## Page
|---|
The State Income Tax is killing us













You may recall that I took a brief excursion into politics recently to rant about taxes and the State budget. (Read: "Why Can't People in Connecticut Get Ahead?")

The news this past week seemed to support my rant, as the Yankee Institute released an incredibly sour and, frankly, depressing report about Connecticut's economy and what a train wreck the income tax has truly been.

Here's the executive summary of the report, which you can read here:

Supporters hailed the income tax as a powerful mechanism to fix the state’s fiscal condition and -- because it allowed minor cuts in other taxes -- jumpstart the Connecticut economy. But a decade and a half after its passage, it is now clear that the income tax has failed. The income tax has not been an effective fiscal tool:

* when the state entered another recession at the turn of the century, budget deficits returned, as did tax hikes, heavy borrowing, and the complete withdrawal of Connecticut’s “rainy day fund”

* Connecticut’s state tax burden continued to rise significantly after 1991, and tax hikes as well as entirely new levies were adopted

* revenue from the income tax did not lead to property-tax relief -- between 1991 and 2003, Connecticut property-tax collections rose 19.8 percent

* the “spending cap” enacted to control state expenditures was riddled with loopholes, and has been violated again and again by governors and lawmakers

* contrary to the claims of many income-tax supporters, not one of the nation’s non-income tax states followed Connecticut’s lead Neither has the income tax spurred economic growth:

* Connecticut job growth has been nonexistent since 1991 -- the Federal Deposit Insurance Corporation reports that since the early 1990s, “no other state … has had such stagnation in employment”

* personal-income growth slowed significantly in the Nutmeg State in the post-1991 era

* median household income in Connecticut has fallen, in inflation-adjusted terms, since 1991 -- nationally, median household income has grown

* Connecticut lost over 240,000 native-born citizens between 1990 and 2002, and in the 1990s, no state lost a greater percentage of its 18-to-34-year-olds


It’s time to admit that Connecticut’s income tax was a major policy blunder. The state should consider shifting to a sales tax on all retail transactions (with a generous rebate program for low-income households). Doing so would likely produce a more reliable revenue stream, as well as eliminate the income tax’s strong disincentives to work and invest.


You may not agree with the Yankee Institute's proposed remedy, but I still find it astonishing that Connecticut residents give so little attention to this problem.

What does it say about our State that during the decade of the 90's, no State lost a greater percentage of its 18-to-34-year olds?

Grassroots pressure kept Connecticut from passing an income tax for so many years - it may be time for a new campaign to roll it back.
|---|
## Record excerpts

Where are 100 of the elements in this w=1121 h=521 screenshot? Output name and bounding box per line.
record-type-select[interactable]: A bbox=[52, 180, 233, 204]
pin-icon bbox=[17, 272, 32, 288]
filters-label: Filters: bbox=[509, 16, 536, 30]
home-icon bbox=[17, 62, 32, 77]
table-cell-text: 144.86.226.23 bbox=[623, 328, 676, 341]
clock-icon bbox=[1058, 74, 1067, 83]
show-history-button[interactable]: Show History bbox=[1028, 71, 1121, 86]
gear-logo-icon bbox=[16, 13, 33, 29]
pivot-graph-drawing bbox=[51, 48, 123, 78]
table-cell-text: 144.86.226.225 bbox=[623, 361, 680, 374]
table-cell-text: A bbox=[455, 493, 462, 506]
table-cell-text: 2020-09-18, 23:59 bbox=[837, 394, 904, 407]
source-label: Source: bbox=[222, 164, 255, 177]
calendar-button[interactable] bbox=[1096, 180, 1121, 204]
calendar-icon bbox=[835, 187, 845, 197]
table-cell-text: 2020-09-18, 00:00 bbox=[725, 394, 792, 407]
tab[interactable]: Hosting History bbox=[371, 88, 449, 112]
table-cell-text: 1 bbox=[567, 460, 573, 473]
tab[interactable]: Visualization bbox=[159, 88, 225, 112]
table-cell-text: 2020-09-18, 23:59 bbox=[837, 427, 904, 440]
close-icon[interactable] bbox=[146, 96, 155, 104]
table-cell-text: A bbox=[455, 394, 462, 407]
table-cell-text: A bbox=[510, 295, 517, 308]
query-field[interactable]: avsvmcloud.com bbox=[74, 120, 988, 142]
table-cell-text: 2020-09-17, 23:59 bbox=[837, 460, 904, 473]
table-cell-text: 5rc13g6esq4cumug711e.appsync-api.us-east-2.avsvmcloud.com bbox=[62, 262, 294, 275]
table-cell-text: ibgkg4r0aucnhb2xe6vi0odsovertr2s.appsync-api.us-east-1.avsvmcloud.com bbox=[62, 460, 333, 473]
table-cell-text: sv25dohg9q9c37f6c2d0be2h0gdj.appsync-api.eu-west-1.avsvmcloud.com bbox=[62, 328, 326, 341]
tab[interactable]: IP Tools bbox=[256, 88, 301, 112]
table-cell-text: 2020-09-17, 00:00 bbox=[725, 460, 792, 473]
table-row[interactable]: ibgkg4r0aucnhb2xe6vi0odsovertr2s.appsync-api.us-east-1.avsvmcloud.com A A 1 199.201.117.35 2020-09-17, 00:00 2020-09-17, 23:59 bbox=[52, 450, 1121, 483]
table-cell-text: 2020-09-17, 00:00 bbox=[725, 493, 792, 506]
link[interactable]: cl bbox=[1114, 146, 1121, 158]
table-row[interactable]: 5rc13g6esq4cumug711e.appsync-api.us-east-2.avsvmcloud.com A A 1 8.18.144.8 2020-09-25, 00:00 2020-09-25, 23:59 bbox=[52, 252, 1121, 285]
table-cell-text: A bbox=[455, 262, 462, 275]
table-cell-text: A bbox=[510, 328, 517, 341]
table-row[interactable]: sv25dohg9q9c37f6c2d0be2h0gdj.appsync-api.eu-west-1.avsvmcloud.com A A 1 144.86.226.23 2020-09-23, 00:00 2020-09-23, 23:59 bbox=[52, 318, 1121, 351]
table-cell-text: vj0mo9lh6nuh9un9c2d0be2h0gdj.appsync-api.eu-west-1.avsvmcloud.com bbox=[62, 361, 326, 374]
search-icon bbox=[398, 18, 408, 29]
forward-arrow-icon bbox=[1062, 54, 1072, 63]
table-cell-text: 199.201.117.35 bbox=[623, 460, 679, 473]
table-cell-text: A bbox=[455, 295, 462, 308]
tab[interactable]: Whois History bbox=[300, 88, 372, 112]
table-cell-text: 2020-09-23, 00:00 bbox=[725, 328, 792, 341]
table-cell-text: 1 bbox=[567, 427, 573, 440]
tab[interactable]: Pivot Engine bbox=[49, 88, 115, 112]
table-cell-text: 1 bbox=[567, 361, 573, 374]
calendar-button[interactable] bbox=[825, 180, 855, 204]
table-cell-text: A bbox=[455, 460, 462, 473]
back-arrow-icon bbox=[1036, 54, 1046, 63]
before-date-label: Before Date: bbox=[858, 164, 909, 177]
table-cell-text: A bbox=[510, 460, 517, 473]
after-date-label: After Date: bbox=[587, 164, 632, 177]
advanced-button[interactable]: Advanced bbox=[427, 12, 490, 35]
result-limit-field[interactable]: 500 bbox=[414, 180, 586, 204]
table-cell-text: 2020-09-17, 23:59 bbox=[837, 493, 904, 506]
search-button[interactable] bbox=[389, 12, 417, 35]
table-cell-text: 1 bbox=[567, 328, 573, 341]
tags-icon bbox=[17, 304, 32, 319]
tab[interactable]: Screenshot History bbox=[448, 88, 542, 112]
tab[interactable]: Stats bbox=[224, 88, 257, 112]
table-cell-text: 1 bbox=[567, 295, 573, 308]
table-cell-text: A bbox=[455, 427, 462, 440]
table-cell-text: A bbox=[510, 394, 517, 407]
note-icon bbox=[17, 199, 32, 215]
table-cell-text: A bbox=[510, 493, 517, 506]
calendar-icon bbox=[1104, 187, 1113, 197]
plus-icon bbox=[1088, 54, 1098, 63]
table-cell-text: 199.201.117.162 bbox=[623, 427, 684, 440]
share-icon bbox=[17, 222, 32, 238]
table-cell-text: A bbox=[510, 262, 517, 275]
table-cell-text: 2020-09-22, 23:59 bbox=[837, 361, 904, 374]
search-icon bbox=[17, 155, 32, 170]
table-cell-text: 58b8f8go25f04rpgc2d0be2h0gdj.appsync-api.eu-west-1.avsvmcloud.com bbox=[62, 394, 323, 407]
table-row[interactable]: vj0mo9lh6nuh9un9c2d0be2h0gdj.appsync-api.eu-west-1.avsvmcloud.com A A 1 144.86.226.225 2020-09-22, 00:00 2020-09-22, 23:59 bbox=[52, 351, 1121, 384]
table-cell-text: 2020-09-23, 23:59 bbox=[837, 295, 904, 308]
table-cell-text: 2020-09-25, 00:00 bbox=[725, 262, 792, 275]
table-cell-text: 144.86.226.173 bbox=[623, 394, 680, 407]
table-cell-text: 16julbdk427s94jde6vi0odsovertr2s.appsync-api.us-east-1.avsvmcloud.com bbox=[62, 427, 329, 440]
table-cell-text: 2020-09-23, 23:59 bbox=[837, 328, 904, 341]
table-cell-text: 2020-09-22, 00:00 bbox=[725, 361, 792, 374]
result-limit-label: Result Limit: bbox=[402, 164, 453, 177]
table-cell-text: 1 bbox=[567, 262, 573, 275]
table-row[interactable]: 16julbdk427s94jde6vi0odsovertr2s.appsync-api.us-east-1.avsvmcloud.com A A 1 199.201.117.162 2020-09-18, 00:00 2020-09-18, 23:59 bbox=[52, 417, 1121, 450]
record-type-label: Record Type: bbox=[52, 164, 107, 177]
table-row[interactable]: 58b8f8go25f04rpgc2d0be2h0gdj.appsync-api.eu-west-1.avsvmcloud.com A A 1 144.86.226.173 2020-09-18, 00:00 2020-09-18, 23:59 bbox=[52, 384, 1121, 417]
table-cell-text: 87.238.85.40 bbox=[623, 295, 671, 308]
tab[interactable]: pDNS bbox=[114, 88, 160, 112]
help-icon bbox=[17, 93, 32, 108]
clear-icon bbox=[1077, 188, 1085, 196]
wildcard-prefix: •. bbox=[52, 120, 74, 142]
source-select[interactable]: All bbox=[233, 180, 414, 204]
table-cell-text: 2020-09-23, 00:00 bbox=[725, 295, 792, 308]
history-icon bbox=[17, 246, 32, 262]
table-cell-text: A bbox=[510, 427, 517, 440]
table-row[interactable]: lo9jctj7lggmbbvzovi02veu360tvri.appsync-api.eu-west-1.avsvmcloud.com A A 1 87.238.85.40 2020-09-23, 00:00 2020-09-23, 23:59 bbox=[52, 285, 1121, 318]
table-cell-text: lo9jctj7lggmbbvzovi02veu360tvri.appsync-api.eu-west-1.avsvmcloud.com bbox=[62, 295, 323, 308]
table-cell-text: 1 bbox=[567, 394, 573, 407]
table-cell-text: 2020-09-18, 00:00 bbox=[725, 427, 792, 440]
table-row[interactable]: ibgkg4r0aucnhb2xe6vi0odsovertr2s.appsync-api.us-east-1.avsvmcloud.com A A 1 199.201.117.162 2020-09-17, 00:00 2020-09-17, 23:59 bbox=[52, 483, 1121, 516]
|---|
## Exercise requirements
1. Translate this sentence from the post on Connecticut's income tax into Spanish: "But a decade and a half after its passage, it is now clear that the income tax has failed."
2. Revise the post on Connecticut's income tax from "The news this" to "has truly been.", replacing "sour" with "bleak".

## Task results
1. Pero una década y media después de su aprobación, ahora está claro que el impuesto sobre la renta ha fracasado.

2.
The news this past week seemed to support my rant, as the Yankee Institute released an incredibly bleak and, frankly, depressing report about Connecticut's economy and what a train wreck the income tax has truly been.